[Dataset items]
■ ■ ■

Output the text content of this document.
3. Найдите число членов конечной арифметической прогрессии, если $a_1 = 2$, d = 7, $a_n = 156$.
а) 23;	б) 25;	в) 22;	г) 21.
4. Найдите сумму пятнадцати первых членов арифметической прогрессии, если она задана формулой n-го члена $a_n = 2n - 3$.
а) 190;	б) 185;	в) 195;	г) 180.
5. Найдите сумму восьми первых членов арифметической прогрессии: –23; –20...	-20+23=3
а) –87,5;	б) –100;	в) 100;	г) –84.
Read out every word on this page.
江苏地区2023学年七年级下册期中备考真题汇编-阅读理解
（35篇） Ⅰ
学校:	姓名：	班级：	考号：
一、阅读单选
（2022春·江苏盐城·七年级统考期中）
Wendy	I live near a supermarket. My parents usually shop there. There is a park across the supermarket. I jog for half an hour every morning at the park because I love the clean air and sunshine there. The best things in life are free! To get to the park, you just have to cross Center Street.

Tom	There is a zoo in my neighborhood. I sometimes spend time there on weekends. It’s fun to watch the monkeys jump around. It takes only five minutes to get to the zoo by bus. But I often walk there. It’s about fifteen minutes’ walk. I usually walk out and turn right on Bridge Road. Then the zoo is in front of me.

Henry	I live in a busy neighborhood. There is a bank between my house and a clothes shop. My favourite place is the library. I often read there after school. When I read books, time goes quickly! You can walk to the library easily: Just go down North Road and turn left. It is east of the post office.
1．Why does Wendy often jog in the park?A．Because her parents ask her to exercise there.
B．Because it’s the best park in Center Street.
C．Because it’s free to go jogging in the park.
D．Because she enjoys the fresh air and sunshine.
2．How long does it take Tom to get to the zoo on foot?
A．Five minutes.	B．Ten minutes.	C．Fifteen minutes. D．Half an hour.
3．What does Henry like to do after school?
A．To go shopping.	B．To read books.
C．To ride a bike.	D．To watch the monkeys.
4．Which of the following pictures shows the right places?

■ ■ ■

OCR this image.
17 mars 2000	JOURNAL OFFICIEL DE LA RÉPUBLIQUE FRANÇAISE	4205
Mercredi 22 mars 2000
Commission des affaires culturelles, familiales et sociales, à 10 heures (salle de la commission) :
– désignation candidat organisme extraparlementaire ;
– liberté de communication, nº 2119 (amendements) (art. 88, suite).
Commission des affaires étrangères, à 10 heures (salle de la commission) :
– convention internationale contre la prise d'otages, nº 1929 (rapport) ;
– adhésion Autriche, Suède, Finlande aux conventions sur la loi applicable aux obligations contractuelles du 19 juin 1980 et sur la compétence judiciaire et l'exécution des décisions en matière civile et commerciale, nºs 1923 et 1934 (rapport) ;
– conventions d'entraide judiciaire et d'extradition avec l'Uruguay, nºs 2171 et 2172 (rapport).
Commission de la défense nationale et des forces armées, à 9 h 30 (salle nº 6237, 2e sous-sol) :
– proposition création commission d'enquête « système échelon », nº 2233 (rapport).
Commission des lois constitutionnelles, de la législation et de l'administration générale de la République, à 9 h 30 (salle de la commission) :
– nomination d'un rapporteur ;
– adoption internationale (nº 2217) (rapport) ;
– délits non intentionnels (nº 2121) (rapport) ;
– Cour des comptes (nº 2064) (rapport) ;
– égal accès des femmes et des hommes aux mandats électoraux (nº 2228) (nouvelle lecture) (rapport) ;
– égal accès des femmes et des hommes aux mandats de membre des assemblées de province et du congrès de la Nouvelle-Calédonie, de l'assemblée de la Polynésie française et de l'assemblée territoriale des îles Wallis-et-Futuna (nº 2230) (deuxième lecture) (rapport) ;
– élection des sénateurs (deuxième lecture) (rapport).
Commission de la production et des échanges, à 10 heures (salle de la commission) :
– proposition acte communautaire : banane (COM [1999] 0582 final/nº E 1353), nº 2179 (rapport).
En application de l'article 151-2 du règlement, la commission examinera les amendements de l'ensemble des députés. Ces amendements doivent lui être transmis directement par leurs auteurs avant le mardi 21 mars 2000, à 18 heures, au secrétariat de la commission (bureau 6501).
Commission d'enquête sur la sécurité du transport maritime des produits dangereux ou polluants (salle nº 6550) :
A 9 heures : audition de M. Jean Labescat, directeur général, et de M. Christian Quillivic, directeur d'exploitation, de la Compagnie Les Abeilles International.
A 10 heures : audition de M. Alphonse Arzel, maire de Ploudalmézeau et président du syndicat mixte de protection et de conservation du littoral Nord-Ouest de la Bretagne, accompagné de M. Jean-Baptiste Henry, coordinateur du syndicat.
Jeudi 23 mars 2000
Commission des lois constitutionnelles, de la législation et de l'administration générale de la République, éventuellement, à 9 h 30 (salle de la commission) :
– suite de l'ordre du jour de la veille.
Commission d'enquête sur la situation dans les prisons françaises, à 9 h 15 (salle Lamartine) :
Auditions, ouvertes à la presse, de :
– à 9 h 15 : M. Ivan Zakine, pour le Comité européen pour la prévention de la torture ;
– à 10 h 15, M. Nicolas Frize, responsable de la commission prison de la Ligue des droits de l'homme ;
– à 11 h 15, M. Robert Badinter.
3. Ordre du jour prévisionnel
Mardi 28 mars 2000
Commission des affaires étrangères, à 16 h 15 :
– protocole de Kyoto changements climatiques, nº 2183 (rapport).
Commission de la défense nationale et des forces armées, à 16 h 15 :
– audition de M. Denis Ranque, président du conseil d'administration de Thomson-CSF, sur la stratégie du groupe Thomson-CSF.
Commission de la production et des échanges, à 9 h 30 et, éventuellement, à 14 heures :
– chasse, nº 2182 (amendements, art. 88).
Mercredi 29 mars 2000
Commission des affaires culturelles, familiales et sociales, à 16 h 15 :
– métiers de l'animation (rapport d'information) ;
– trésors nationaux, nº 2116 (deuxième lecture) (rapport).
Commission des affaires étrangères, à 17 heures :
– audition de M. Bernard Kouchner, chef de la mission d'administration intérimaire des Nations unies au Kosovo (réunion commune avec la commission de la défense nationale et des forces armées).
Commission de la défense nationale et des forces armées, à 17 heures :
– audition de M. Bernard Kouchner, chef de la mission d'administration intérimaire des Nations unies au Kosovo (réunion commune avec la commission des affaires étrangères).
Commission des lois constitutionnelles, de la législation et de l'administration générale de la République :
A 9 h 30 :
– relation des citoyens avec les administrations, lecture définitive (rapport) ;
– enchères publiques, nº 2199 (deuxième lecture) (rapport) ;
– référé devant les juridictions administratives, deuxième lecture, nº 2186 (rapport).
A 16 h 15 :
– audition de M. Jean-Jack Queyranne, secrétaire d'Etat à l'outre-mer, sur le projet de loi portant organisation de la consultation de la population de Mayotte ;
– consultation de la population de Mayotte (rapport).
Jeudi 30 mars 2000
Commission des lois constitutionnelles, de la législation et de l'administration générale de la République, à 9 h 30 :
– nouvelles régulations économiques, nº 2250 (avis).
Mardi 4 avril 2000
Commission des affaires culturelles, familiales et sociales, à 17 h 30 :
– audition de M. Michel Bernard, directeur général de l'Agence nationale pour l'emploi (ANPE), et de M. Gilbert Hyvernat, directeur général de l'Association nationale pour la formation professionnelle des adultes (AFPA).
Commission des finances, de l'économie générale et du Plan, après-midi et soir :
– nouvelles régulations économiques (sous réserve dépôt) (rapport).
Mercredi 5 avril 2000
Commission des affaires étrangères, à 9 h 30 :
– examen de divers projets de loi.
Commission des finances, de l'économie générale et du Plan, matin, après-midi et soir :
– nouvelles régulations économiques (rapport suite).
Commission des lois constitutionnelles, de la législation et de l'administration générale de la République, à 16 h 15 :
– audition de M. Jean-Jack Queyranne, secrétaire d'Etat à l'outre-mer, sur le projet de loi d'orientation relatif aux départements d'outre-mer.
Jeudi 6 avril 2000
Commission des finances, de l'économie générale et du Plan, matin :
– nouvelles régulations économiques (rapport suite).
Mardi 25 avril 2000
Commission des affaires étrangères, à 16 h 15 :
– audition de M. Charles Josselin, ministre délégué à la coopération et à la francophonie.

■ ■ ■

[STATED EXERCISE]
Where a line above contains the string "free", copy that line.

[SOLUTION TO THE EXERCISE]
Wendy	I live near a supermarket. My parents usually shop there. There is a park across the supermarket. I jog for half an hour every morning at the park because I love the clean air and sunshine there. The best things in life are free! To get to the park, you just have to cross Center Street.
C．Because it’s free to go jogging in the park.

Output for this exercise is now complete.